-------- Extracted records

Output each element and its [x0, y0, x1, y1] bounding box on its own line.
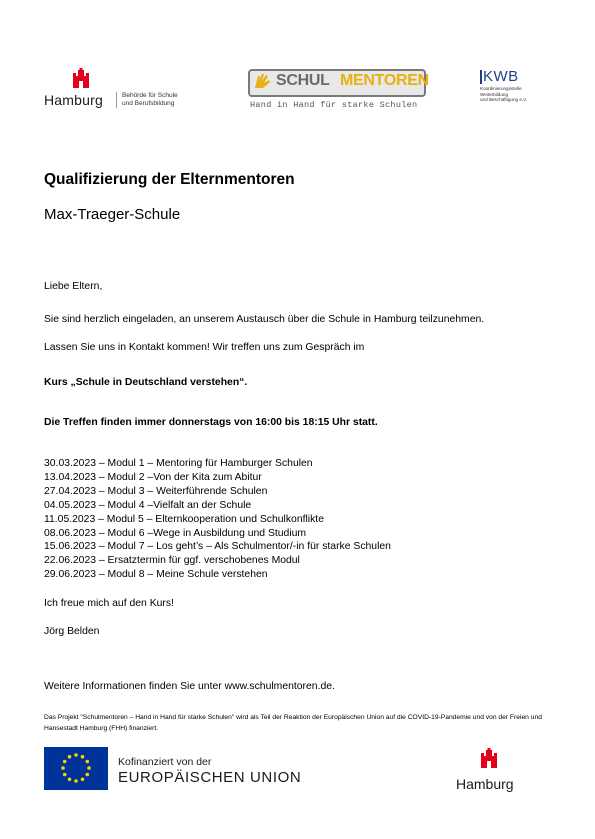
greeting: Liebe Eltern, [44, 281, 103, 292]
eu-flag-icon [44, 747, 108, 790]
schedule-row: 04.05.2023 – Modul 4 –Vielfalt an der Schule [44, 499, 252, 511]
hamburg-wordmark: Hamburg [44, 92, 103, 108]
funding-note: Das Projekt "Schulmentoren – Hand in Hand für starke Schulen" wird als Teil der Reaktion der Europäischen Union auf die COVID-19-Pandemie und von der Freien und Hansestadt Hamburg (FHH) finanziert. [44, 714, 542, 732]
logo-divider [116, 92, 117, 108]
module-schedule [44, 457, 391, 582]
authority-name: Behörde für Schule und Berufsbildung [122, 92, 178, 107]
kwb-subtitle: Koordinierungsstelle Weiterbildung und Beschäftigung e.V. [480, 86, 528, 102]
course-name: Kurs „Schule in Deutschland verstehen“. [44, 377, 248, 388]
meeting-times: Die Treffen finden immer donnerstags von 16:00 bis 18:15 Uhr statt. [44, 417, 378, 428]
schulmentoren-word-schul: SCHUL [276, 72, 330, 89]
hamburg-wordmark: Hamburg [456, 776, 514, 792]
school-name: Max-Traeger-Schule [44, 206, 181, 223]
schedule-row: 22.06.2023 – Ersatztermin für ggf. verschobenes Modul [44, 555, 300, 567]
hamburg-logo-footer [454, 748, 524, 796]
schedule-row: 15.06.2023 – Modul 7 – Los geht’s – Als Schulmentor/-in für starke Schulen [44, 541, 391, 553]
hamburg-authority-logo [44, 68, 204, 112]
invitation-text: Sie sind herzlich eingeladen, an unserem Austausch über die Schule in Hamburg teilzunehmen. [44, 314, 485, 325]
schedule-row: 13.04.2023 – Modul 2 –Von der Kita zum Abitur [44, 471, 262, 483]
hamburg-castle-icon [480, 748, 498, 768]
kwb-bar [480, 70, 482, 84]
hands-icon [252, 71, 272, 91]
schedule-row: 30.03.2023 – Modul 1 – Mentoring für Hamburger Schulen [44, 458, 313, 469]
eu-cofinanced-label: Kofinanziert von der [118, 756, 212, 768]
kwb-wordmark: KWB [483, 68, 519, 85]
schedule-row: 27.04.2023 – Modul 3 – Weiterführende Schulen [44, 485, 268, 497]
schedule-row: 08.06.2023 – Modul 6 –Wege in Ausbildung und Studium [44, 527, 307, 539]
schulmentoren-tagline: Hand in Hand für starke Schulen [250, 100, 418, 110]
schulmentoren-word-mentoren: MENTOREN [340, 72, 429, 89]
eu-name: EUROPÄISCHEN UNION [118, 769, 302, 786]
closing-line: Ich freue mich auf den Kurs! [44, 598, 174, 609]
contact-text: Lassen Sie uns in Kontakt kommen! Wir treffen uns zum Gespräch im [44, 342, 365, 353]
schedule-row: 11.05.2023 – Modul 5 – Elternkooperation und Schulkonflikte [44, 513, 324, 525]
eu-stars [44, 747, 108, 790]
kwb-logo [480, 70, 550, 114]
hamburg-castle-icon [72, 68, 90, 88]
schedule-row: 29.06.2023 – Modul 8 – Meine Schule verstehen [44, 569, 268, 581]
document-title: Qualifizierung der Elternmentoren [44, 171, 295, 188]
more-info: Weitere Informationen finden Sie unter www.schulmentoren.de. [44, 681, 335, 692]
signature: Jörg Belden [44, 626, 100, 637]
schulmentoren-logo [248, 69, 428, 113]
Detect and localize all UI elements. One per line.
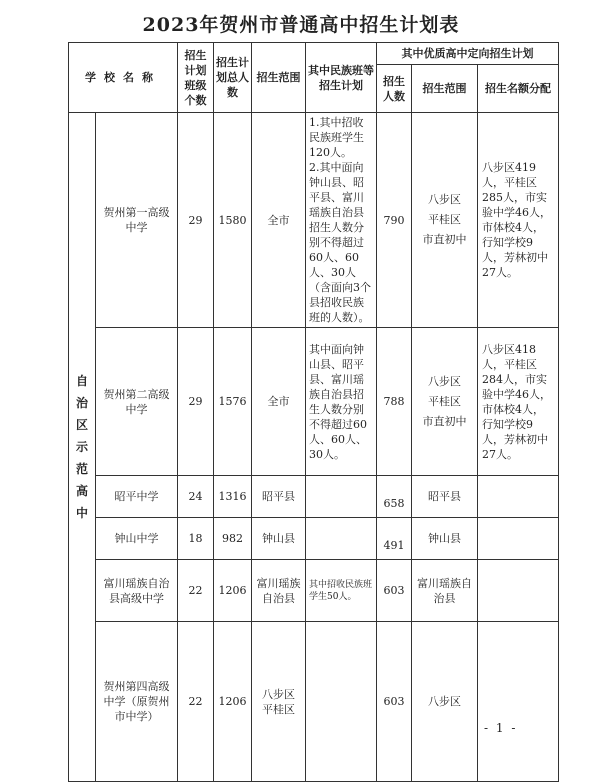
quality-count: 658	[377, 476, 412, 518]
category-label: 自治区示范高中	[75, 374, 88, 520]
page-number: - 1 -	[484, 721, 518, 735]
enroll-range: 昭平县	[252, 476, 306, 518]
enroll-range: 全市	[252, 328, 306, 476]
quality-range: 八步区 平桂区 市直初中	[412, 328, 478, 476]
plan-total: 1576	[214, 328, 252, 476]
quota-allocation: 八步区418人，平桂区284人，市实验中学46人，市体校4人，行知学校9人，芳林初中27人。	[478, 328, 559, 476]
school-name: 贺州第二高级中学	[96, 328, 178, 476]
header-plan-classes: 招生计划班级个数	[178, 43, 214, 113]
header-plan-total: 招生计划总人数	[214, 43, 252, 113]
quota-allocation	[478, 622, 559, 782]
quality-range: 八步区 平桂区 市直初中	[412, 113, 478, 328]
quota-allocation	[478, 476, 559, 518]
table-row	[69, 518, 559, 560]
enroll-range: 钟山县	[252, 518, 306, 560]
plan-total: 1206	[214, 622, 252, 782]
quality-count: 790	[377, 113, 412, 328]
enrollment-plan-table	[68, 42, 559, 782]
header-quality-count: 招生人数	[377, 65, 412, 113]
enroll-range: 全市	[252, 113, 306, 328]
page-title: 2023年贺州市普通高中招生计划表	[142, 14, 460, 36]
header-quality-group: 其中优质高中定向招生计划	[377, 43, 559, 65]
plan-total: 982	[214, 518, 252, 560]
school-name: 钟山中学	[96, 518, 178, 560]
header-quality-range: 招生范围	[412, 65, 478, 113]
plan-classes: 24	[178, 476, 214, 518]
ethnic-plan: 1.其中招收民族班学生120人。 2.其中面向钟山县、昭平县、富川瑶族自治县招生人数分别不得超过60人、60人、30人（含面向3个县招收民族班的人数）。	[306, 113, 377, 328]
plan-total: 1580	[214, 113, 252, 328]
ethnic-plan: 其中面向钟山县、昭平县、富川瑶族自治县招生人数分别不得超过60人、60人、30人。	[306, 328, 377, 476]
table-row	[69, 560, 559, 622]
plan-classes: 22	[178, 560, 214, 622]
quota-allocation: 八步区419人，平桂区285人，市实验中学46人，市体校4人，行知学校9人，芳林初中27人。	[478, 113, 559, 328]
table-row	[69, 476, 559, 518]
school-name: 昭平中学	[96, 476, 178, 518]
category-cell	[69, 113, 96, 782]
plan-classes: 29	[178, 328, 214, 476]
school-name: 贺州第一高级中学	[96, 113, 178, 328]
header-row-top	[69, 43, 559, 65]
header-enroll-range: 招生范围	[252, 43, 306, 113]
enroll-range: 八步区 平桂区	[252, 622, 306, 782]
school-name: 富川瑶族自治县高级中学	[96, 560, 178, 622]
quality-range: 钟山县	[412, 518, 478, 560]
ethnic-plan	[306, 476, 377, 518]
enroll-range: 富川瑶族自治县	[252, 560, 306, 622]
plan-classes: 29	[178, 113, 214, 328]
quality-count: 788	[377, 328, 412, 476]
header-ethnic-plan: 其中民族班等招生计划	[306, 43, 377, 113]
quality-range: 富川瑶族自治县	[412, 560, 478, 622]
header-quota-alloc: 招生名额分配	[478, 65, 559, 113]
header-school-name: 学校名称	[69, 43, 178, 113]
quota-allocation	[478, 518, 559, 560]
quality-count: 491	[377, 518, 412, 560]
quality-range: 八步区	[412, 622, 478, 782]
quality-range: 昭平县	[412, 476, 478, 518]
plan-classes: 18	[178, 518, 214, 560]
table-row	[69, 113, 559, 328]
quota-allocation	[478, 560, 559, 622]
table-row	[69, 622, 559, 782]
plan-classes: 22	[178, 622, 214, 782]
ethnic-plan	[306, 518, 377, 560]
table-row	[69, 328, 559, 476]
quality-count: 603	[377, 622, 412, 782]
school-name: 贺州第四高级中学（原贺州市中学）	[96, 622, 178, 782]
ethnic-plan: 其中招收民族班学生50人。	[306, 560, 377, 622]
quality-count: 603	[377, 560, 412, 622]
plan-total: 1316	[214, 476, 252, 518]
plan-total: 1206	[214, 560, 252, 622]
ethnic-plan	[306, 622, 377, 782]
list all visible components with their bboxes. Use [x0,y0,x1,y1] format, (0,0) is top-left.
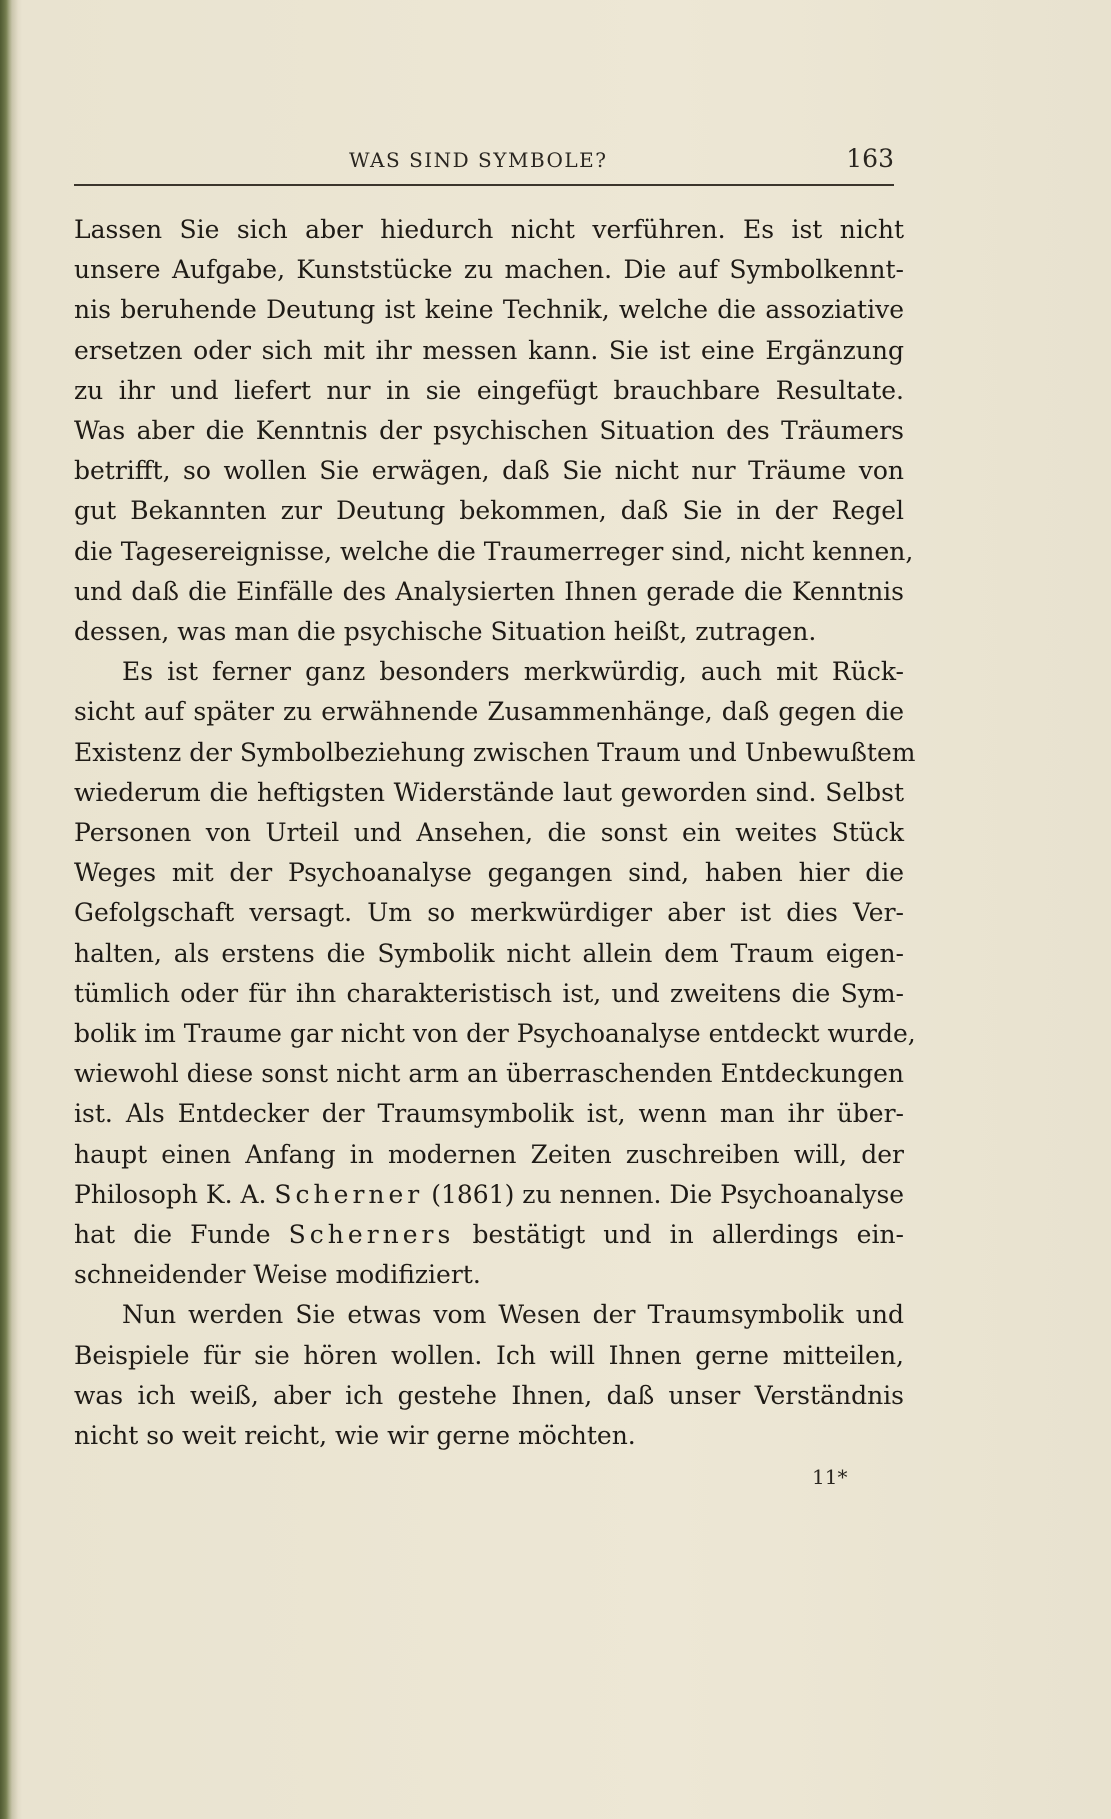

----------------

*What needs to be done*. Reproduce all the items with every occurrence of "schedule-row" replaced by "timetable-row", keeping everything else the same and leaving out the pictures.

*Output for this task*.
Output each element and its [x0, y0, x1, y1] bounding box on its own line.
greeting: Liebe Eltern, [44, 281, 103, 292]
eu-flag-icon [44, 747, 108, 790]
timetable-row: 04.05.2023 – Modul 4 –Vielfalt an der Schule [44, 499, 252, 511]
hamburg-wordmark: Hamburg [44, 92, 103, 108]
funding-note: Das Projekt "Schulmentoren – Hand in Hand für starke Schulen" wird als Teil der Reaktion der Europäischen Union auf die COVID-19-Pandemie und von der Freien und Hansestadt Hamburg (FHH) finanziert. [44, 714, 542, 732]
logo-divider [116, 92, 117, 108]
module-schedule [44, 457, 391, 582]
authority-name: Behörde für Schule und Berufsbildung [122, 92, 178, 107]
kwb-subtitle: Koordinierungsstelle Weiterbildung und Beschäftigung e.V. [480, 86, 528, 102]
course-name: Kurs „Schule in Deutschland verstehen“. [44, 377, 248, 388]
meeting-times: Die Treffen finden immer donnerstags von 16:00 bis 18:15 Uhr statt. [44, 417, 378, 428]
schulmentoren-word-schul: SCHUL [276, 72, 330, 89]
hamburg-wordmark: Hamburg [456, 776, 514, 792]
school-name: Max-Traeger-Schule [44, 206, 181, 223]
timetable-row: 22.06.2023 – Ersatztermin für ggf. verschobenes Modul [44, 555, 300, 567]
hamburg-logo-footer [454, 748, 524, 796]
timetable-row: 15.06.2023 – Modul 7 – Los geht’s – Als Schulmentor/-in für starke Schulen [44, 541, 391, 553]
hamburg-authority-logo [44, 68, 204, 112]
invitation-text: Sie sind herzlich eingeladen, an unserem Austausch über die Schule in Hamburg teilzunehmen. [44, 314, 485, 325]
timetable-row: 13.04.2023 – Modul 2 –Von der Kita zum Abitur [44, 471, 262, 483]
hamburg-castle-icon [480, 748, 498, 768]
kwb-bar [480, 70, 482, 84]
hands-icon [252, 71, 272, 91]
timetable-row: 30.03.2023 – Modul 1 – Mentoring für Hamburger Schulen [44, 458, 313, 469]
eu-cofinanced-label: Kofinanziert von der [118, 756, 212, 768]
kwb-wordmark: KWB [483, 68, 519, 85]
timetable-row: 27.04.2023 – Modul 3 – Weiterführende Schulen [44, 485, 268, 497]
timetable-row: 08.06.2023 – Modul 6 –Wege in Ausbildung und Studium [44, 527, 307, 539]
schulmentoren-tagline: Hand in Hand für starke Schulen [250, 100, 418, 110]
schulmentoren-word-mentoren: MENTOREN [340, 72, 429, 89]
eu-name: EUROPÄISCHEN UNION [118, 769, 302, 786]
closing-line: Ich freue mich auf den Kurs! [44, 598, 174, 609]
contact-text: Lassen Sie uns in Kontakt kommen! Wir treffen uns zum Gespräch im [44, 342, 365, 353]
timetable-row: 11.05.2023 – Modul 5 – Elternkooperation und Schulkonflikte [44, 513, 324, 525]
eu-stars [44, 747, 108, 790]
kwb-logo [480, 70, 550, 114]
hamburg-castle-icon [72, 68, 90, 88]
timetable-row: 29.06.2023 – Modul 8 – Meine Schule verstehen [44, 569, 268, 581]
document-title: Qualifizierung der Elternmentoren [44, 171, 295, 188]
more-info: Weitere Informationen finden Sie unter www.schulmentoren.de. [44, 681, 335, 692]
signature: Jörg Belden [44, 626, 100, 637]
schulmentoren-logo [248, 69, 428, 113]
Detect and localize all UI elements. One per line.
quality-count: 658	[377, 476, 412, 518]
category-label: 自治区示范高中	[75, 374, 88, 520]
page-number: - 1 -	[484, 721, 518, 735]
enroll-range: 昭平县	[252, 476, 306, 518]
enroll-range: 全市	[252, 328, 306, 476]
quality-range: 八步区 平桂区 市直初中	[412, 328, 478, 476]
plan-total: 1576	[214, 328, 252, 476]
quota-allocation: 八步区418人，平桂区284人，市实验中学46人，市体校4人，行知学校9人，芳林初中27人。	[478, 328, 559, 476]
school-name: 贺州第二高级中学	[96, 328, 178, 476]
header-plan-classes: 招生计划班级个数	[178, 43, 214, 113]
header-plan-total: 招生计划总人数	[214, 43, 252, 113]
quota-allocation	[478, 622, 559, 782]
quality-range: 八步区 平桂区 市直初中	[412, 113, 478, 328]
quota-allocation	[478, 476, 559, 518]
table-row	[69, 518, 559, 560]
enroll-range: 钟山县	[252, 518, 306, 560]
plan-total: 1206	[214, 622, 252, 782]
quality-count: 790	[377, 113, 412, 328]
enrollment-plan-table	[68, 42, 559, 782]
header-quality-count: 招生人数	[377, 65, 412, 113]
enroll-range: 全市	[252, 113, 306, 328]
page-title: 2023年贺州市普通高中招生计划表	[142, 14, 460, 36]
header-quality-group: 其中优质高中定向招生计划	[377, 43, 559, 65]
plan-total: 982	[214, 518, 252, 560]
school-name: 钟山中学	[96, 518, 178, 560]
header-quality-range: 招生范围	[412, 65, 478, 113]
plan-classes: 24	[178, 476, 214, 518]
ethnic-plan: 1.其中招收民族班学生120人。 2.其中面向钟山县、昭平县、富川瑶族自治县招生人数分别不得超过60人、60人、30人（含面向3个县招收民族班的人数）。	[306, 113, 377, 328]
plan-total: 1580	[214, 113, 252, 328]
ethnic-plan: 其中面向钟山县、昭平县、富川瑶族自治县招生人数分别不得超过60人、60人、30人。	[306, 328, 377, 476]
table-row	[69, 560, 559, 622]
plan-classes: 22	[178, 560, 214, 622]
quota-allocation: 八步区419人，平桂区285人，市实验中学46人，市体校4人，行知学校9人，芳林初中27人。	[478, 113, 559, 328]
table-row	[69, 476, 559, 518]
school-name: 昭平中学	[96, 476, 178, 518]
category-cell	[69, 113, 96, 782]
plan-classes: 29	[178, 328, 214, 476]
school-name: 贺州第一高级中学	[96, 113, 178, 328]
header-row-top	[69, 43, 559, 65]
header-enroll-range: 招生范围	[252, 43, 306, 113]
enroll-range: 八步区 平桂区	[252, 622, 306, 782]
school-name: 富川瑶族自治县高级中学	[96, 560, 178, 622]
quality-range: 钟山县	[412, 518, 478, 560]
ethnic-plan	[306, 476, 377, 518]
enroll-range: 富川瑶族自治县	[252, 560, 306, 622]
plan-classes: 29	[178, 113, 214, 328]
quality-count: 788	[377, 328, 412, 476]
header-ethnic-plan: 其中民族班等招生计划	[306, 43, 377, 113]
quality-range: 富川瑶族自治县	[412, 560, 478, 622]
header-quota-alloc: 招生名额分配	[478, 65, 559, 113]
header-school-name: 学校名称	[69, 43, 178, 113]
quota-allocation	[478, 518, 559, 560]
quality-count: 491	[377, 518, 412, 560]
quality-range: 八步区	[412, 622, 478, 782]
quality-range: 昭平县	[412, 476, 478, 518]
plan-classes: 18	[178, 518, 214, 560]
table-row	[69, 113, 559, 328]
quota-allocation	[478, 560, 559, 622]
table-row	[69, 622, 559, 782]
plan-classes: 22	[178, 622, 214, 782]
ethnic-plan	[306, 518, 377, 560]
table-row	[69, 328, 559, 476]
quality-count: 603	[377, 622, 412, 782]
school-name: 贺州第四高级中学（原贺州市中学）	[96, 622, 178, 782]
ethnic-plan: 其中招收民族班学生50人。	[306, 560, 377, 622]
quality-count: 603	[377, 560, 412, 622]
plan-total: 1316	[214, 476, 252, 518]
plan-total: 1206	[214, 560, 252, 622]
ethnic-plan	[306, 622, 377, 782]
list all visible components with their bboxes. Use [x0,y0,x1,y1] format, (0,0) is top-left.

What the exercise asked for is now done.